** start **

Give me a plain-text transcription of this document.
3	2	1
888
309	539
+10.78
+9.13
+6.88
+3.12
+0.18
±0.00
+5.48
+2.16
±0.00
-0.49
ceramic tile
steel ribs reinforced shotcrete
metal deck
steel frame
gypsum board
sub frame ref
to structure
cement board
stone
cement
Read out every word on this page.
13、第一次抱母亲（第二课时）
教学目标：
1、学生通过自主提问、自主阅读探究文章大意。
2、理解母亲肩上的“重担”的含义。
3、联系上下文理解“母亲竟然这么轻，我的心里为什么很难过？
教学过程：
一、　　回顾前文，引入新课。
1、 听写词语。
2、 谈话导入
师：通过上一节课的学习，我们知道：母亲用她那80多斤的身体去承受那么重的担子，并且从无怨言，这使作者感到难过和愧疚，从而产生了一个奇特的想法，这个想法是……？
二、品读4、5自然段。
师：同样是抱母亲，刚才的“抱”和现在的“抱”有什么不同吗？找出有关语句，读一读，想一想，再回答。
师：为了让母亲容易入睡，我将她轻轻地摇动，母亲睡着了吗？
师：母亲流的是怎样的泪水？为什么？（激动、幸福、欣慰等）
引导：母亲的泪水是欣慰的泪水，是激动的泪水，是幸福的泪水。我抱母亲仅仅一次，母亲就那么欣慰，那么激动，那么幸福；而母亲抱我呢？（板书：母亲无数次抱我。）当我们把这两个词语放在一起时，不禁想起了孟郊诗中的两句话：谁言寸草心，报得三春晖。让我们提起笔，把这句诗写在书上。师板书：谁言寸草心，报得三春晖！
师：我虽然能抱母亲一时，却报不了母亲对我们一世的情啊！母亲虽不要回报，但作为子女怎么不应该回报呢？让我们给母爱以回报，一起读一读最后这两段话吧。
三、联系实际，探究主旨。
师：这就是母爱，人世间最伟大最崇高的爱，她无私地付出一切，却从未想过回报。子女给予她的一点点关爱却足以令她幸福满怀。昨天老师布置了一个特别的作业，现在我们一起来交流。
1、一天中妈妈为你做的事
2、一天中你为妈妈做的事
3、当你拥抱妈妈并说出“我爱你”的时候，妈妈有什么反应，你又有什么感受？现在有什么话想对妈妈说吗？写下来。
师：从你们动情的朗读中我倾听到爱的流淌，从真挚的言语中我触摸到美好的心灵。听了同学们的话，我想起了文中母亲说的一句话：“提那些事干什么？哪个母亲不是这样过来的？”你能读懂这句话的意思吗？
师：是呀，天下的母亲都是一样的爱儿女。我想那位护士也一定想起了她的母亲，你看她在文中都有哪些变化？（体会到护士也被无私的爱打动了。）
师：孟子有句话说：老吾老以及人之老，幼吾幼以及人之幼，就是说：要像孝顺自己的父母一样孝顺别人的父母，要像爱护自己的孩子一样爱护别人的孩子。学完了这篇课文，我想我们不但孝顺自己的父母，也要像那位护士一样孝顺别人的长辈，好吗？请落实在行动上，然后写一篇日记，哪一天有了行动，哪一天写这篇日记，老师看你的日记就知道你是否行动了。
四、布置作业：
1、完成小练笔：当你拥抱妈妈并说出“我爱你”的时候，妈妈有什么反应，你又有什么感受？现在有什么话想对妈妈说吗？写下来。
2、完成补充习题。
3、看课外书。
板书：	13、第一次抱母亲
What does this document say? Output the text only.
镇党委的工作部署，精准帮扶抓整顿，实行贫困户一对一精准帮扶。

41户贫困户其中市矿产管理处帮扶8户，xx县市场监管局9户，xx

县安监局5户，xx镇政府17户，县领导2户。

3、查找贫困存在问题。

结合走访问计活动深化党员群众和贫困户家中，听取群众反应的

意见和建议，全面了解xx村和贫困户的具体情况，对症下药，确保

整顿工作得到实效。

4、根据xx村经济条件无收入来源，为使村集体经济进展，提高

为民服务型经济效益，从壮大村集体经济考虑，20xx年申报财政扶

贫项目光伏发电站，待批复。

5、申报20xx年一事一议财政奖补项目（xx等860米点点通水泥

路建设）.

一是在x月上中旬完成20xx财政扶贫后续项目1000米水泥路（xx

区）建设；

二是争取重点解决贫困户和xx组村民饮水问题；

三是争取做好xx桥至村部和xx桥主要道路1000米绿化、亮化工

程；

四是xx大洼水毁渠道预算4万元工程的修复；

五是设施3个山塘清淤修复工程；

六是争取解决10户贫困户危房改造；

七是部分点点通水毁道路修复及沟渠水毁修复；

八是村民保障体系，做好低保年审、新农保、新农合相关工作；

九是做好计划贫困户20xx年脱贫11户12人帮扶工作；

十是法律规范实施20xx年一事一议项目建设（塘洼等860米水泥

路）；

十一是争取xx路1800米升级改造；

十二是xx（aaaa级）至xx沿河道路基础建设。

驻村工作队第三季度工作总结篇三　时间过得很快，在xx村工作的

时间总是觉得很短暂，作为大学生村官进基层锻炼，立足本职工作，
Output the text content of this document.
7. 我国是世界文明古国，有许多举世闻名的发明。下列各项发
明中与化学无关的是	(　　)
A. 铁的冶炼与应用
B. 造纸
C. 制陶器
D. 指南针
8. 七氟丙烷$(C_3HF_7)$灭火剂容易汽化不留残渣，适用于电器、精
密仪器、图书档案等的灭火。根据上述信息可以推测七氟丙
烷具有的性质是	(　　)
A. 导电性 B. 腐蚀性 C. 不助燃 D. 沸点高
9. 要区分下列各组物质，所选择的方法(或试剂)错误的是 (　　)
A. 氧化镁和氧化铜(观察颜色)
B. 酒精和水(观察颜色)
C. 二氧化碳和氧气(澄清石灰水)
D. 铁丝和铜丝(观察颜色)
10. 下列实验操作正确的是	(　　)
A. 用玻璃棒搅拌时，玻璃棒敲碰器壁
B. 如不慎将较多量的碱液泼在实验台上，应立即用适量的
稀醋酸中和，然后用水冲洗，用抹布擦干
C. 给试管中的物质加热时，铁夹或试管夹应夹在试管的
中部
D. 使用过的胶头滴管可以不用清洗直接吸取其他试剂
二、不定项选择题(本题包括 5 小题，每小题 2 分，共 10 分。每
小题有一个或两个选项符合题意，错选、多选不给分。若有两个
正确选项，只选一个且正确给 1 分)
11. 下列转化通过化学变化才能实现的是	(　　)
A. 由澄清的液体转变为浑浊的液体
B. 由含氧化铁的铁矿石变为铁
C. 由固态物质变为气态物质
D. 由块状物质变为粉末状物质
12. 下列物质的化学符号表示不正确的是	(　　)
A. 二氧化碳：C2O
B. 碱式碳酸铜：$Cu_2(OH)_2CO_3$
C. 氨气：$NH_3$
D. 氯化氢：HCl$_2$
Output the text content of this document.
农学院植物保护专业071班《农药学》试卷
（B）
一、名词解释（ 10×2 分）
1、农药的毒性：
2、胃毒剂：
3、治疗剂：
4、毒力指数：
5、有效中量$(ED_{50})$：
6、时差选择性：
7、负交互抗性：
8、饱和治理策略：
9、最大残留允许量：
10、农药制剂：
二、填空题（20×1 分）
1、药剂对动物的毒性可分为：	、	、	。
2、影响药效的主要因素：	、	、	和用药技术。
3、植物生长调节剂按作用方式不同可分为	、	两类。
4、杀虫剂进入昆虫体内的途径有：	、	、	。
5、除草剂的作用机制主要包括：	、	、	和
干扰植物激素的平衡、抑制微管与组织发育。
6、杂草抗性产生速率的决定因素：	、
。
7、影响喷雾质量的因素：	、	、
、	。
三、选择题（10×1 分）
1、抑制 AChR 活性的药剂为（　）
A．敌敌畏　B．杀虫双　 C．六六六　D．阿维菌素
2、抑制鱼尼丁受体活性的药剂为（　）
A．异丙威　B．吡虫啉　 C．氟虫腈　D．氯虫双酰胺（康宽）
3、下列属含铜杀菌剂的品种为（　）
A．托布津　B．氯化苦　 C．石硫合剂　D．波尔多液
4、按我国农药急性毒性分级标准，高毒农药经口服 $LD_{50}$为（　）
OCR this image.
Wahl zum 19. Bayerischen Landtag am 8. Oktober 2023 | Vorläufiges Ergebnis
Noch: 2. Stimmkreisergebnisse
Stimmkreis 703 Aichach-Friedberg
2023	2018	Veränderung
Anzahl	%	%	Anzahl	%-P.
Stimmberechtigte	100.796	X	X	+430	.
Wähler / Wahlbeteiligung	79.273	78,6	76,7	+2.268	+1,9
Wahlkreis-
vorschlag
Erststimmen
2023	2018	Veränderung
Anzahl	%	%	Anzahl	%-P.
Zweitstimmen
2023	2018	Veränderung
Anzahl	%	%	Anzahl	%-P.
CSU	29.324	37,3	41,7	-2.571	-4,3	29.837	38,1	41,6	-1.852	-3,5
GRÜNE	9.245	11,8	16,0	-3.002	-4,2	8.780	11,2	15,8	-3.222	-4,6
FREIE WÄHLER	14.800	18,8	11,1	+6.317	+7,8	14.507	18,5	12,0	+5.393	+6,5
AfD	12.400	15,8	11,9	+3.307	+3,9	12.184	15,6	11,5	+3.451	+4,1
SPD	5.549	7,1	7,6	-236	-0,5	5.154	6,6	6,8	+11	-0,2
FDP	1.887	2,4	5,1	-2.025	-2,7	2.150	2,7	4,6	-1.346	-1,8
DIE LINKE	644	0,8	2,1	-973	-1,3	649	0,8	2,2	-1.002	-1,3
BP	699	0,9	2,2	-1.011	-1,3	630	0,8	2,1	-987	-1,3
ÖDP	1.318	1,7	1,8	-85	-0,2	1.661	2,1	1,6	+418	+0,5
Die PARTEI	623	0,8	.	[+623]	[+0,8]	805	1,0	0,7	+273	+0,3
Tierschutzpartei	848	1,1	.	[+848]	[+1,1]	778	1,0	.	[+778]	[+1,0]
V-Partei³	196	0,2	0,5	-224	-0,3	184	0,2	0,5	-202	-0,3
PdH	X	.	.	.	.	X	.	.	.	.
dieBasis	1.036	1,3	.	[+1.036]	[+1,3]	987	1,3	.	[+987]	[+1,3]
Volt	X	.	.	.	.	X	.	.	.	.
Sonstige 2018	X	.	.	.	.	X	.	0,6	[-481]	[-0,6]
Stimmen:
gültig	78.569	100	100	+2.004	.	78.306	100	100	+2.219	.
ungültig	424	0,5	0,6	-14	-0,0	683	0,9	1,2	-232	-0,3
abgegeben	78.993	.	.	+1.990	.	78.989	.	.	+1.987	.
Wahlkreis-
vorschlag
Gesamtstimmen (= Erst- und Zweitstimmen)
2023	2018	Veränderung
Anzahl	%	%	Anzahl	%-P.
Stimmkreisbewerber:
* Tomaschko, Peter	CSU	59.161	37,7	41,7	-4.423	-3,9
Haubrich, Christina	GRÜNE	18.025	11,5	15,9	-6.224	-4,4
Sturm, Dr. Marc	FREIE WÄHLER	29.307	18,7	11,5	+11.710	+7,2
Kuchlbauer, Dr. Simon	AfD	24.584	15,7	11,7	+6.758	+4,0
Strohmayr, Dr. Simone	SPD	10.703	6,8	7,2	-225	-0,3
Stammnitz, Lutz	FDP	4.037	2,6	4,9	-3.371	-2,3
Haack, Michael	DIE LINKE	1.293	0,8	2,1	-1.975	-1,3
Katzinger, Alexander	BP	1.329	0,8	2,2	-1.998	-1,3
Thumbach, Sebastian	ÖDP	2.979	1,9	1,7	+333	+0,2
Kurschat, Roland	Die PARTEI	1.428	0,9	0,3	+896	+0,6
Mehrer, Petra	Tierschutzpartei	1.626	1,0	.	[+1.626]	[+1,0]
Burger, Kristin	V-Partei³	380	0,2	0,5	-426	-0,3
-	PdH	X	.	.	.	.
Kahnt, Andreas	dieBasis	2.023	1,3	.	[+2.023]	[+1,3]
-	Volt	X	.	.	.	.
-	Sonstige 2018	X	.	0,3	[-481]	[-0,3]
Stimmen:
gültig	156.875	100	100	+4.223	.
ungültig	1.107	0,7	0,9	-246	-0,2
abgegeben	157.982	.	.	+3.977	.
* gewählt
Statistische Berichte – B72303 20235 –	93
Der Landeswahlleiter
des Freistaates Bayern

** end **

• [PROBLEM]:
Filter for "abgegeben". Return all lines that hold it.

• [RESULT OF THE TASK]:
abgegeben	78.993	.	.	+1.990	.	78.989	.	.	+1.987	.
abgegeben	157.982	.	.	+3.977	.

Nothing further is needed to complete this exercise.